* Start Supplied entries *

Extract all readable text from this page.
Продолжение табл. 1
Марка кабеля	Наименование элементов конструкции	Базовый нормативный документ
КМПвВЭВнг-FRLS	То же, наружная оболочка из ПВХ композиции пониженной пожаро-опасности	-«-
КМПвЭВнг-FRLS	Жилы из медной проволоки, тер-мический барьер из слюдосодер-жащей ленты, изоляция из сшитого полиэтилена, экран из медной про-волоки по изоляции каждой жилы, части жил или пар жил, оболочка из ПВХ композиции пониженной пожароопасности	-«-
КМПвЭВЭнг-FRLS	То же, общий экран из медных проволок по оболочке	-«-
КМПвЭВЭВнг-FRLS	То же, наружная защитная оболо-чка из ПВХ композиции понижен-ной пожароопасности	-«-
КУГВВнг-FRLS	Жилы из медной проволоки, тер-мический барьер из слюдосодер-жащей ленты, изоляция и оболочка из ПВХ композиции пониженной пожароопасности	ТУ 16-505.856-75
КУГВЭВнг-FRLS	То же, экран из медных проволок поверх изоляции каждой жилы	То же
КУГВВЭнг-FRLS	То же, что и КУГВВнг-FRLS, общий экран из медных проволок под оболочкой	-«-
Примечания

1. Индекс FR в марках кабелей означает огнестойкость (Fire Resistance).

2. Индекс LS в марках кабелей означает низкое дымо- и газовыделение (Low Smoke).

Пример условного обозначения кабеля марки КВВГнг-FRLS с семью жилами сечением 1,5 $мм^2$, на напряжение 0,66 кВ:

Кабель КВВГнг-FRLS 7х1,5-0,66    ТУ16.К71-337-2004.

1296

* End Supplied entries *

What the exercise asks >>
All of the entries above should be written out again exactly.

Result >>
Extract all readable text from this page.
Продолжение табл. 1
Марка кабеля	Наименование элементов конструкции	Базовый нормативный документ
КМПвВЭВнг-FRLS	То же, наружная оболочка из ПВХ композиции пониженной пожаро-опасности	-«-
КМПвЭВнг-FRLS	Жилы из медной проволоки, тер-мический барьер из слюдосодер-жащей ленты, изоляция из сшитого полиэтилена, экран из медной про-волоки по изоляции каждой жилы, части жил или пар жил, оболочка из ПВХ композиции пониженной пожароопасности	-«-
КМПвЭВЭнг-FRLS	То же, общий экран из медных проволок по оболочке	-«-
КМПвЭВЭВнг-FRLS	То же, наружная защитная оболо-чка из ПВХ композиции понижен-ной пожароопасности	-«-
КУГВВнг-FRLS	Жилы из медной проволоки, тер-мический барьер из слюдосодер-жащей ленты, изоляция и оболочка из ПВХ композиции пониженной пожароопасности	ТУ 16-505.856-75
КУГВЭВнг-FRLS	То же, экран из медных проволок поверх изоляции каждой жилы	То же
КУГВВЭнг-FRLS	То же, что и КУГВВнг-FRLS, общий экран из медных проволок под оболочкой	-«-
Примечания

1. Индекс FR в марках кабелей означает огнестойкость (Fire Resistance).

2. Индекс LS в марках кабелей означает низкое дымо- и газовыделение (Low Smoke).

Пример условного обозначения кабеля марки КВВГнг-FRLS с семью жилами сечением 1,5 $мм^2$, на напряжение 0,66 кВ:

Кабель КВВГнг-FRLS 7х1,5-0,66    ТУ16.К71-337-2004.

1296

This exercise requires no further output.